§ What you need to do: List each line of the data that holds the word "letter".

§ Supplied entries:
--- START ---

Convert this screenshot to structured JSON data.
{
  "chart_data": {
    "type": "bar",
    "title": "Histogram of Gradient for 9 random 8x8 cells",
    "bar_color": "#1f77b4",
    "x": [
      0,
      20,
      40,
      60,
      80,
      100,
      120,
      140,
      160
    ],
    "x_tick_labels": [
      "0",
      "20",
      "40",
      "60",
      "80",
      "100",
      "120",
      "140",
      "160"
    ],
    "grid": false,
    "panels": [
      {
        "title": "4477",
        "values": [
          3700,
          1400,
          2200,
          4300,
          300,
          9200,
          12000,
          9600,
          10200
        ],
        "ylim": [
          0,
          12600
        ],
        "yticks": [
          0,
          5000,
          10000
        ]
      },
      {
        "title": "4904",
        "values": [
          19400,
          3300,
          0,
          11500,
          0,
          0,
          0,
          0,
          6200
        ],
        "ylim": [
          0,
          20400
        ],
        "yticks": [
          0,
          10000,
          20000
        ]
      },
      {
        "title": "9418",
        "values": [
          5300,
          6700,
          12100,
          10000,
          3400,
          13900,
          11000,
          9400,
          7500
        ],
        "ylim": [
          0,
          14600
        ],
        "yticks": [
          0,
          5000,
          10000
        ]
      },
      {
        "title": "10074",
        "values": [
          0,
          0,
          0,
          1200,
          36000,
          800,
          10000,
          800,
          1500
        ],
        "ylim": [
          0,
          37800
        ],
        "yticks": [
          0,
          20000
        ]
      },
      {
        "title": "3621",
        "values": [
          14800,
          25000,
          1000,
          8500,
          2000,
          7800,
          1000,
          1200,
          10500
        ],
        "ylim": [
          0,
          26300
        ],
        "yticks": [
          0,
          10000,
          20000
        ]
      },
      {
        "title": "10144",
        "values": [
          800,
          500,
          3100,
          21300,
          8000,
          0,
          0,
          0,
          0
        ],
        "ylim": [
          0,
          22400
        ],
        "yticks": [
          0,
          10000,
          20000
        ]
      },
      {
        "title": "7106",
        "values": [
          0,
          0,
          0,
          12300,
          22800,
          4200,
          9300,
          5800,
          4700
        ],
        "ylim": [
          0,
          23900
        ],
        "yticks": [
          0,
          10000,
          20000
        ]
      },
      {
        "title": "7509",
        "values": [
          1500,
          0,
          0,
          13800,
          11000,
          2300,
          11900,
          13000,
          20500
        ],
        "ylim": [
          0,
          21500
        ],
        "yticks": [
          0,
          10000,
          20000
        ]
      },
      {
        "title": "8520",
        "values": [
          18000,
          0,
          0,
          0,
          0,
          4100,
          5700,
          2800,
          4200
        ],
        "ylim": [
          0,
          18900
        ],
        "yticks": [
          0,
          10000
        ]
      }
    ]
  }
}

--- END ---
--- START ---

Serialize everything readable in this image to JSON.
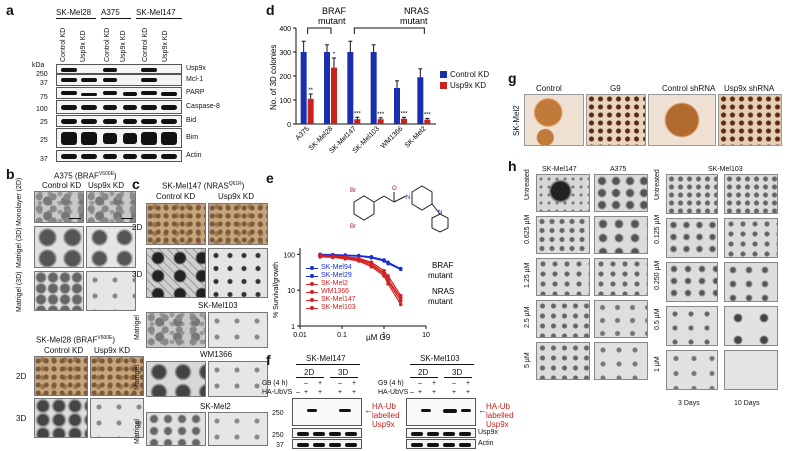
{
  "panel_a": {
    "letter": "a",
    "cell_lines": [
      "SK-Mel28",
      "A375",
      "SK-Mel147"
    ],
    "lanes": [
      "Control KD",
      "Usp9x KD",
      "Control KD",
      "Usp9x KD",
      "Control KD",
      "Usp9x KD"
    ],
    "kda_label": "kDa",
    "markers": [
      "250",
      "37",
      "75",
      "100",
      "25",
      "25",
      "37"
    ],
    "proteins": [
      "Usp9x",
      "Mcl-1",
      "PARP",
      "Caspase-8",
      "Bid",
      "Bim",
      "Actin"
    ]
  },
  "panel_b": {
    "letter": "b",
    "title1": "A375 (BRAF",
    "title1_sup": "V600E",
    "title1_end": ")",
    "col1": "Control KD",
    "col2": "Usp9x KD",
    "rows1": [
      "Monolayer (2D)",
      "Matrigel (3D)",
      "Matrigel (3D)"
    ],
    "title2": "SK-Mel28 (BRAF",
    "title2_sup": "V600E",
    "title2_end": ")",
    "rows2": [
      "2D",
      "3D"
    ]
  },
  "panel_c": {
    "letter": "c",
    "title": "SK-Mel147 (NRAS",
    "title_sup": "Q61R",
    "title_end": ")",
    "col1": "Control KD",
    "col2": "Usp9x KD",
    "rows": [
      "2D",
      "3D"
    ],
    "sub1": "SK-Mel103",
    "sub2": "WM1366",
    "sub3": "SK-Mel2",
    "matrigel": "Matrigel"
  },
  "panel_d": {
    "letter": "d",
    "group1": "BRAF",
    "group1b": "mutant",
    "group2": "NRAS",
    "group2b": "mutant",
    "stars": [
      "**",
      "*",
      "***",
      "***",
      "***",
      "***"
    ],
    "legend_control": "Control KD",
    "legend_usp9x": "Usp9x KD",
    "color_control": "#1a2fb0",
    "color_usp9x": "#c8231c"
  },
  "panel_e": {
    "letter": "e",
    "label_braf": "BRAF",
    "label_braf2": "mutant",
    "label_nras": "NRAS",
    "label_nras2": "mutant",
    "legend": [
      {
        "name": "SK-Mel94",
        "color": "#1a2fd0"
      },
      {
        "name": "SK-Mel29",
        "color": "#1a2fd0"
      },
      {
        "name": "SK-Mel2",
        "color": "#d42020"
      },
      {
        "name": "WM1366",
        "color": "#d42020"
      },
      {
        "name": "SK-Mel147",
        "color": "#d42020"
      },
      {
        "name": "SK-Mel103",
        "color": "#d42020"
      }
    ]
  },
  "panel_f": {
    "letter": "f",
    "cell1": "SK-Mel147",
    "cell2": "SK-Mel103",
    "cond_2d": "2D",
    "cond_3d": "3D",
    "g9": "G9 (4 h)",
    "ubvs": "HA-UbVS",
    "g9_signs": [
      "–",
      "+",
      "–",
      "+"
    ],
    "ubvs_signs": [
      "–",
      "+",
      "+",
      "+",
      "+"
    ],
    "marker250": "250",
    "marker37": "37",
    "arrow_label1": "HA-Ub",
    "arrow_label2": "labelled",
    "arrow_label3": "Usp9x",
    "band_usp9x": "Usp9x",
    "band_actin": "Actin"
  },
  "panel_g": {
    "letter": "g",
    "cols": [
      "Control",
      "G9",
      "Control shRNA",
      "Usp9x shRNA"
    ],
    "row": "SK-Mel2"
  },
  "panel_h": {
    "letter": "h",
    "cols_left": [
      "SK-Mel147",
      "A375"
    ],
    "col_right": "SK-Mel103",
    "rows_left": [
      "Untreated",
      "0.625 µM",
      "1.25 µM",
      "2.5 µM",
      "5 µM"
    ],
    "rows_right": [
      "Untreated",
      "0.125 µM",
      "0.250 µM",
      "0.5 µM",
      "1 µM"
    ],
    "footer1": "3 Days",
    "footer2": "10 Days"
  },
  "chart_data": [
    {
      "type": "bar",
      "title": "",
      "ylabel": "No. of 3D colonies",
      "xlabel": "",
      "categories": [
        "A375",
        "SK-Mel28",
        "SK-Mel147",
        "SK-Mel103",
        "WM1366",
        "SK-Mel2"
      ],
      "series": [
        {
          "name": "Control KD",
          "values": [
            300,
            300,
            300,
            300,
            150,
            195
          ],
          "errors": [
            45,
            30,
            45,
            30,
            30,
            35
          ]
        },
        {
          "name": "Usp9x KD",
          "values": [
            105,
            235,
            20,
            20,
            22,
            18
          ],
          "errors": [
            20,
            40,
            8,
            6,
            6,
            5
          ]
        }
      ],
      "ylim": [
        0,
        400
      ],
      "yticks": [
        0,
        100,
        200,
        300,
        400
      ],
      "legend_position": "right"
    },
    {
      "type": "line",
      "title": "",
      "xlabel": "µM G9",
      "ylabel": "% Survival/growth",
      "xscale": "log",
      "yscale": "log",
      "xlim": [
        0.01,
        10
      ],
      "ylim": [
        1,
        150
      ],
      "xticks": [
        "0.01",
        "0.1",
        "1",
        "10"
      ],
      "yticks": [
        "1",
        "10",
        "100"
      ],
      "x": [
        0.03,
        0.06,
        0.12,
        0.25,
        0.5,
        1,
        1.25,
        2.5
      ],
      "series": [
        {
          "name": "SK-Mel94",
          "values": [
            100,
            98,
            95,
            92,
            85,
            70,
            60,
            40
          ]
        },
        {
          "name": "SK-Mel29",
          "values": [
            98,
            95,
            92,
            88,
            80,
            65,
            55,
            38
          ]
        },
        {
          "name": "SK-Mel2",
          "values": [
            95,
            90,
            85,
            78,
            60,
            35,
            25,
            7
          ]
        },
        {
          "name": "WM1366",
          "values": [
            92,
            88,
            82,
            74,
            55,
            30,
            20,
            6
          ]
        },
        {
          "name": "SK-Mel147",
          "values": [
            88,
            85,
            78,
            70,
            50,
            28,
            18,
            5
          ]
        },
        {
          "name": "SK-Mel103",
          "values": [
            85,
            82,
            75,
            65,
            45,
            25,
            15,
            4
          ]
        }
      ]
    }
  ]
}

--- END ---

§ Output for this task:
    "letter": "a",
    "letter": "b",
    "letter": "c",
    "letter": "d",
    "letter": "e",
    "letter": "f",
    "letter": "g",
    "letter": "h",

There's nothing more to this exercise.